◆ **Written problem**
Write every line out verbatim and omit the pictures.

◆ **Data supplied**

_ _ _ _ _ _ _

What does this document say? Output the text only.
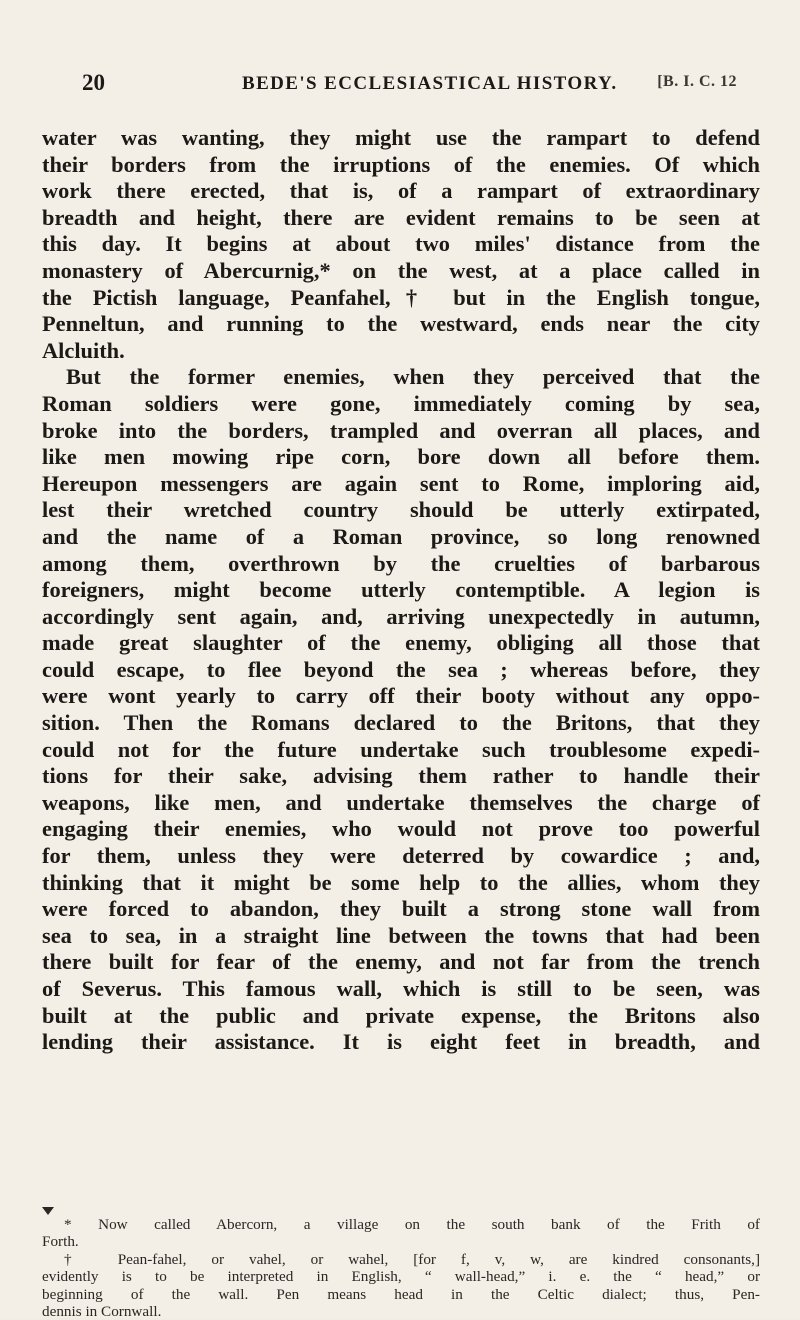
20	BEDE'S ECCLESIASTICAL HISTORY. [B. I. C. 12
water was wanting, they might use the rampart to defend
their borders from the irruptions of the enemies. Of which
work there erected, that is, of a rampart of extraordinary
breadth and height, there are evident remains to be seen at
this day. It begins at about two miles' distance from the
monastery of Abercurnig,* on the west, at a place called in
the Pictish language, Peanfahel,† but in the English tongue,
Penneltun, and running to the westward, ends near the city
Alcluith.
But the former enemies, when they perceived that the
Roman soldiers were gone, immediately coming by sea,
broke into the borders, trampled and overran all places, and
like men mowing ripe corn, bore down all before them.
Hereupon messengers are again sent to Rome, imploring aid,
lest their wretched country should be utterly extirpated,
and the name of a Roman province, so long renowned
among them, overthrown by the cruelties of barbarous
foreigners, might become utterly contemptible. A legion is
accordingly sent again, and, arriving unexpectedly in autumn,
made great slaughter of the enemy, obliging all those that
could escape, to flee beyond the sea ; whereas before, they
were wont yearly to carry off their booty without any oppo-
sition. Then the Romans declared to the Britons, that they
could not for the future undertake such troublesome expedi-
tions for their sake, advising them rather to handle their
weapons, like men, and undertake themselves the charge of
engaging their enemies, who would not prove too powerful
for them, unless they were deterred by cowardice ; and,
thinking that it might be some help to the allies, whom they
were forced to abandon, they built a strong stone wall from
sea to sea, in a straight line between the towns that had been
there built for fear of the enemy, and not far from the trench
of Severus. This famous wall, which is still to be seen, was
built at the public and private expense, the Britons also
lending their assistance. It is eight feet in breadth, and
* Now called Abercorn, a village on the south bank of the Frith of
Forth.
† Pean-fahel, or vahel, or wahel, [for f, v, w, are kindred consonants,]
evidently is to be interpreted in English, “ wall-head,” i. e. the “ head,” or
beginning of the wall. Pen means head in the Celtic dialect; thus, Pen-
dennis in Cornwall.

_ _ _ _ _ _ _

◆ **Task solution**
What does this document say? Output the text only.
20	BEDE'S ECCLESIASTICAL HISTORY. [B. I. C. 12
water was wanting, they might use the rampart to defend
their borders from the irruptions of the enemies. Of which
work there erected, that is, of a rampart of extraordinary
breadth and height, there are evident remains to be seen at
this day. It begins at about two miles' distance from the
monastery of Abercurnig,* on the west, at a place called in
the Pictish language, Peanfahel,† but in the English tongue,
Penneltun, and running to the westward, ends near the city
Alcluith.
But the former enemies, when they perceived that the
Roman soldiers were gone, immediately coming by sea,
broke into the borders, trampled and overran all places, and
like men mowing ripe corn, bore down all before them.
Hereupon messengers are again sent to Rome, imploring aid,
lest their wretched country should be utterly extirpated,
and the name of a Roman province, so long renowned
among them, overthrown by the cruelties of barbarous
foreigners, might become utterly contemptible. A legion is
accordingly sent again, and, arriving unexpectedly in autumn,
made great slaughter of the enemy, obliging all those that
could escape, to flee beyond the sea ; whereas before, they
were wont yearly to carry off their booty without any oppo-
sition. Then the Romans declared to the Britons, that they
could not for the future undertake such troublesome expedi-
tions for their sake, advising them rather to handle their
weapons, like men, and undertake themselves the charge of
engaging their enemies, who would not prove too powerful
for them, unless they were deterred by cowardice ; and,
thinking that it might be some help to the allies, whom they
were forced to abandon, they built a strong stone wall from
sea to sea, in a straight line between the towns that had been
there built for fear of the enemy, and not far from the trench
of Severus. This famous wall, which is still to be seen, was
built at the public and private expense, the Britons also
lending their assistance. It is eight feet in breadth, and
* Now called Abercorn, a village on the south bank of the Frith of
Forth.
† Pean-fahel, or vahel, or wahel, [for f, v, w, are kindred consonants,]
evidently is to be interpreted in English, “ wall-head,” i. e. the “ head,” or
beginning of the wall. Pen means head in the Celtic dialect; thus, Pen-
dennis in Cornwall.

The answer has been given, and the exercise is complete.